Your output is the line containing "Decode this image" plus all lines after it to the end of the records, reproduced exactly, with nothing else.

(Rows from a figure dataset)
####################

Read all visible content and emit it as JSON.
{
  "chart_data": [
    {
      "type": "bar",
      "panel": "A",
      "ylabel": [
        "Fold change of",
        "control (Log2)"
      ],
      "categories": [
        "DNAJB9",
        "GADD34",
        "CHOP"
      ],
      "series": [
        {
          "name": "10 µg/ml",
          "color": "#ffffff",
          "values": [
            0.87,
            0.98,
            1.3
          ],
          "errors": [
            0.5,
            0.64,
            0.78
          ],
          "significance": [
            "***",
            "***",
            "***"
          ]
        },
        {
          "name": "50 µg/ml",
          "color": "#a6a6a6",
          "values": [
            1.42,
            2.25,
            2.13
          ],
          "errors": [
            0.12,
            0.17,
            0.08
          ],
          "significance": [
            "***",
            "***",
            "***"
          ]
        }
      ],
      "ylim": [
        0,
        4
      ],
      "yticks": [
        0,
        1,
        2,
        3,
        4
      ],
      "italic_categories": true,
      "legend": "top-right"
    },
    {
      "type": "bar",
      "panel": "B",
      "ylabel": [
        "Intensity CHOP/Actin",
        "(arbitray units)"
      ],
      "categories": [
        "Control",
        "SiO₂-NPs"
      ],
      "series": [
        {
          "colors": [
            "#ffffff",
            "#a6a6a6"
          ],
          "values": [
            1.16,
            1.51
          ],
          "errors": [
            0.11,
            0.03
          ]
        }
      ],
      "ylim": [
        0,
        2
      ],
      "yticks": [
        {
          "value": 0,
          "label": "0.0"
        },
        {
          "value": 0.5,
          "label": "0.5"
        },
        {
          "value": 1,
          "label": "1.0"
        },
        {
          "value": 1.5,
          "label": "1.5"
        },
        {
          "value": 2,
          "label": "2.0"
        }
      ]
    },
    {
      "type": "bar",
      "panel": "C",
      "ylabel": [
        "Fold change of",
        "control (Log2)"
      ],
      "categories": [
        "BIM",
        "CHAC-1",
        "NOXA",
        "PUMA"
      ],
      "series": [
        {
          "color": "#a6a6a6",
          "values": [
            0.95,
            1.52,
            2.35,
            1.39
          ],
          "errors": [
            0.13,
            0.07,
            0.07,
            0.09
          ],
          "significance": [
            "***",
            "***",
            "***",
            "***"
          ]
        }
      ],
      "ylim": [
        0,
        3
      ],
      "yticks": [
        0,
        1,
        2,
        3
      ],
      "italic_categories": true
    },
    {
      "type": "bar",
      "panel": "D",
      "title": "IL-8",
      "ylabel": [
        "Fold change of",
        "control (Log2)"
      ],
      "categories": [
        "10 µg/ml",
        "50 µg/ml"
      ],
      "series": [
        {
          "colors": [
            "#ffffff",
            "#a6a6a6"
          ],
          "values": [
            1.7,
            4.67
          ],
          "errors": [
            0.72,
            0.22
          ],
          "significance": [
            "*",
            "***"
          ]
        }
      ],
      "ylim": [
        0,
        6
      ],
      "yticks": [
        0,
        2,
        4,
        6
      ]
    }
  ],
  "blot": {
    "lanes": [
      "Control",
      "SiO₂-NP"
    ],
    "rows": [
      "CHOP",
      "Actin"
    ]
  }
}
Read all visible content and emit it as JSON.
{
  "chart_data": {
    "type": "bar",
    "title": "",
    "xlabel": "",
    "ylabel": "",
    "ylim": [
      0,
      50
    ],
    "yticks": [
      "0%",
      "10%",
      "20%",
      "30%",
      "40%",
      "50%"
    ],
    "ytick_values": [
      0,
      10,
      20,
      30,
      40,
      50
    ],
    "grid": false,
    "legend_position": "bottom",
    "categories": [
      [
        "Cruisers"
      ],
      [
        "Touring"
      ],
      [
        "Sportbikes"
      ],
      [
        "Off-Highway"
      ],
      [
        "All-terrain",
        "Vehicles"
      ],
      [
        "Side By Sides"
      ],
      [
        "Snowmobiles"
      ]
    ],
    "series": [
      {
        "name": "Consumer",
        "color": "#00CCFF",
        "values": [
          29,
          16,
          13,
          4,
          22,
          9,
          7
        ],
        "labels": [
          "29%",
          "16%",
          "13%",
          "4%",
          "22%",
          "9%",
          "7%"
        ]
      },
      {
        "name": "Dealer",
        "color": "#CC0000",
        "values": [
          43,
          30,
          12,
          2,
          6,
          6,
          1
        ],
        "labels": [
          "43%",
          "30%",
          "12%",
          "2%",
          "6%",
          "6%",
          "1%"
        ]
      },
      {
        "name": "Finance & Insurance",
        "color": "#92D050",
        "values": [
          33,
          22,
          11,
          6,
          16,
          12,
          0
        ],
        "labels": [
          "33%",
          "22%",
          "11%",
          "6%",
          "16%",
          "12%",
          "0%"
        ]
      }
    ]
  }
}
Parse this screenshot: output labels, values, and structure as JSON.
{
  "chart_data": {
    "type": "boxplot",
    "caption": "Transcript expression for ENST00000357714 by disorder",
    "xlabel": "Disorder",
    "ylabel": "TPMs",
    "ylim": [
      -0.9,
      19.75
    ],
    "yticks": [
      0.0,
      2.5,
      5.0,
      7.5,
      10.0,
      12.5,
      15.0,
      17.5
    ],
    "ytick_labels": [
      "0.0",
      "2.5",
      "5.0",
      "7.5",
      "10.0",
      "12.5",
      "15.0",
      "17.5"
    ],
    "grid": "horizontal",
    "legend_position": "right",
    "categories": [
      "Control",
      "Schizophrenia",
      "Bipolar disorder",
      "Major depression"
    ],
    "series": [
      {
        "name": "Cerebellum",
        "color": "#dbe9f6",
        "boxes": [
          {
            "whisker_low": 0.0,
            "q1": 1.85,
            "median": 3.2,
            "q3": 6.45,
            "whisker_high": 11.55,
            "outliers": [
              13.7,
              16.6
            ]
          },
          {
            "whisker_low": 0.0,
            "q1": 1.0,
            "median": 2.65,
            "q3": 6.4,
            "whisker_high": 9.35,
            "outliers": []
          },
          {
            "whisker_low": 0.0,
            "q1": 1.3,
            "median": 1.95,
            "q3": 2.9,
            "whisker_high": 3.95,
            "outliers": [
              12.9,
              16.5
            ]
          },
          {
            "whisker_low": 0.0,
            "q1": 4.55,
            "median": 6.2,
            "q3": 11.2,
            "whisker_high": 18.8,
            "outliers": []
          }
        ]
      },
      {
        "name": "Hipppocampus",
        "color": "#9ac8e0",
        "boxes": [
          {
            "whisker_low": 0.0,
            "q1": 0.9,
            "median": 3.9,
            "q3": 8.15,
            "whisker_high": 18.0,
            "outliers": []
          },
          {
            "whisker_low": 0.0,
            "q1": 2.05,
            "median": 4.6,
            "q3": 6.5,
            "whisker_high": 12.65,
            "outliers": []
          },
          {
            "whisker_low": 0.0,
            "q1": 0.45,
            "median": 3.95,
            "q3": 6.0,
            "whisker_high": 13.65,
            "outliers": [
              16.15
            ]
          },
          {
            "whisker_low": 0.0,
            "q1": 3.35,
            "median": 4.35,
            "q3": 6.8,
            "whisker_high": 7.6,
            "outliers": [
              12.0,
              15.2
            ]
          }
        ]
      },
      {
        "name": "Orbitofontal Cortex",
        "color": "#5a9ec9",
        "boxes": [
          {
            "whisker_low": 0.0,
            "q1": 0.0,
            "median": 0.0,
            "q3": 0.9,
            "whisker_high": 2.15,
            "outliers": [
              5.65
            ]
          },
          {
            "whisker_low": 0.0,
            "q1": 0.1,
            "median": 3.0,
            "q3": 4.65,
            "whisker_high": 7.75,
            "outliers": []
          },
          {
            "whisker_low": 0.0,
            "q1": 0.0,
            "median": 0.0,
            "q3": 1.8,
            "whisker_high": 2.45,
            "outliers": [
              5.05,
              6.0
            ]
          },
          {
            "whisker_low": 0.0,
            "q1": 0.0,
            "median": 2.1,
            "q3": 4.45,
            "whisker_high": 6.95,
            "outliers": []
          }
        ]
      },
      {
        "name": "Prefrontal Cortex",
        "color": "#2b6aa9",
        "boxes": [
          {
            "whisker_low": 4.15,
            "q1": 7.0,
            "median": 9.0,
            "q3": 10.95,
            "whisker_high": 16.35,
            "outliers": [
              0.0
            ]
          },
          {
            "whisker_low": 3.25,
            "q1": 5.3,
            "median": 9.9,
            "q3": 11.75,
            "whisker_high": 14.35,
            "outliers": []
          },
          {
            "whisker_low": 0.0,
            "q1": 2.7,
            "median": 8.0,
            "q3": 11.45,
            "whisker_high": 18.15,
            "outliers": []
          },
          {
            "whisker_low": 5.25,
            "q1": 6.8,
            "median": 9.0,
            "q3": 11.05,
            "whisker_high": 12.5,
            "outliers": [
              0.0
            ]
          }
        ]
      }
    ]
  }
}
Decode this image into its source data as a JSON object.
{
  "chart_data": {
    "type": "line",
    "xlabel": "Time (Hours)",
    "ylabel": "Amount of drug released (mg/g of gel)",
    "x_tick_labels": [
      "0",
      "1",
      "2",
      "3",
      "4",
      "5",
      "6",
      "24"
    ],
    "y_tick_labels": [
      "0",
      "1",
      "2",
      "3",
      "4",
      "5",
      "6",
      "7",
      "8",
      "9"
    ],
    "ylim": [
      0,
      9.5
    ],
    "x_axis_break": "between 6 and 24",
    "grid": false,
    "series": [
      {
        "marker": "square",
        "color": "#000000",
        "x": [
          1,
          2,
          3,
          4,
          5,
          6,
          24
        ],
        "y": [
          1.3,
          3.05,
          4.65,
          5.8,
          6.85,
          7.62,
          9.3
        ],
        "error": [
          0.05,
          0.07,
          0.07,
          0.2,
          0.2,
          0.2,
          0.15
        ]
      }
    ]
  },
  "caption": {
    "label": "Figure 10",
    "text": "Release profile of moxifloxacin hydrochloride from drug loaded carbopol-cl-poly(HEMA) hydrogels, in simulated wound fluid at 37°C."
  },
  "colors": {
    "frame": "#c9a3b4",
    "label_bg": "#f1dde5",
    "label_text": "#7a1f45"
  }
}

####################

_COMPLETE ANSWER_.
Decode this image into its source data as a JSON object.
{
  "chart_data": {
    "type": "line",
    "xlabel": "Time (Hours)",
    "ylabel": "Amount of drug released (mg/g of gel)",
    "x_tick_labels": [
      "0",
      "1",
      "2",
      "3",
      "4",
      "5",
      "6",
      "24"
    ],
    "y_tick_labels": [
      "0",
      "1",
      "2",
      "3",
      "4",
      "5",
      "6",
      "7",
      "8",
      "9"
    ],
    "ylim": [
      0,
      9.5
    ],
    "x_axis_break": "between 6 and 24",
    "grid": false,
    "series": [
      {
        "marker": "square",
        "color": "#000000",
        "x": [
          1,
          2,
          3,
          4,
          5,
          6,
          24
        ],
        "y": [
          1.3,
          3.05,
          4.65,
          5.8,
          6.85,
          7.62,
          9.3
        ],
        "error": [
          0.05,
          0.07,
          0.07,
          0.2,
          0.2,
          0.2,
          0.15
        ]
      }
    ]
  },
  "caption": {
    "label": "Figure 10",
    "text": "Release profile of moxifloxacin hydrochloride from drug loaded carbopol-cl-poly(HEMA) hydrogels, in simulated wound fluid at 37°C."
  },
  "colors": {
    "frame": "#c9a3b4",
    "label_bg": "#f1dde5",
    "label_text": "#7a1f45"
  }
}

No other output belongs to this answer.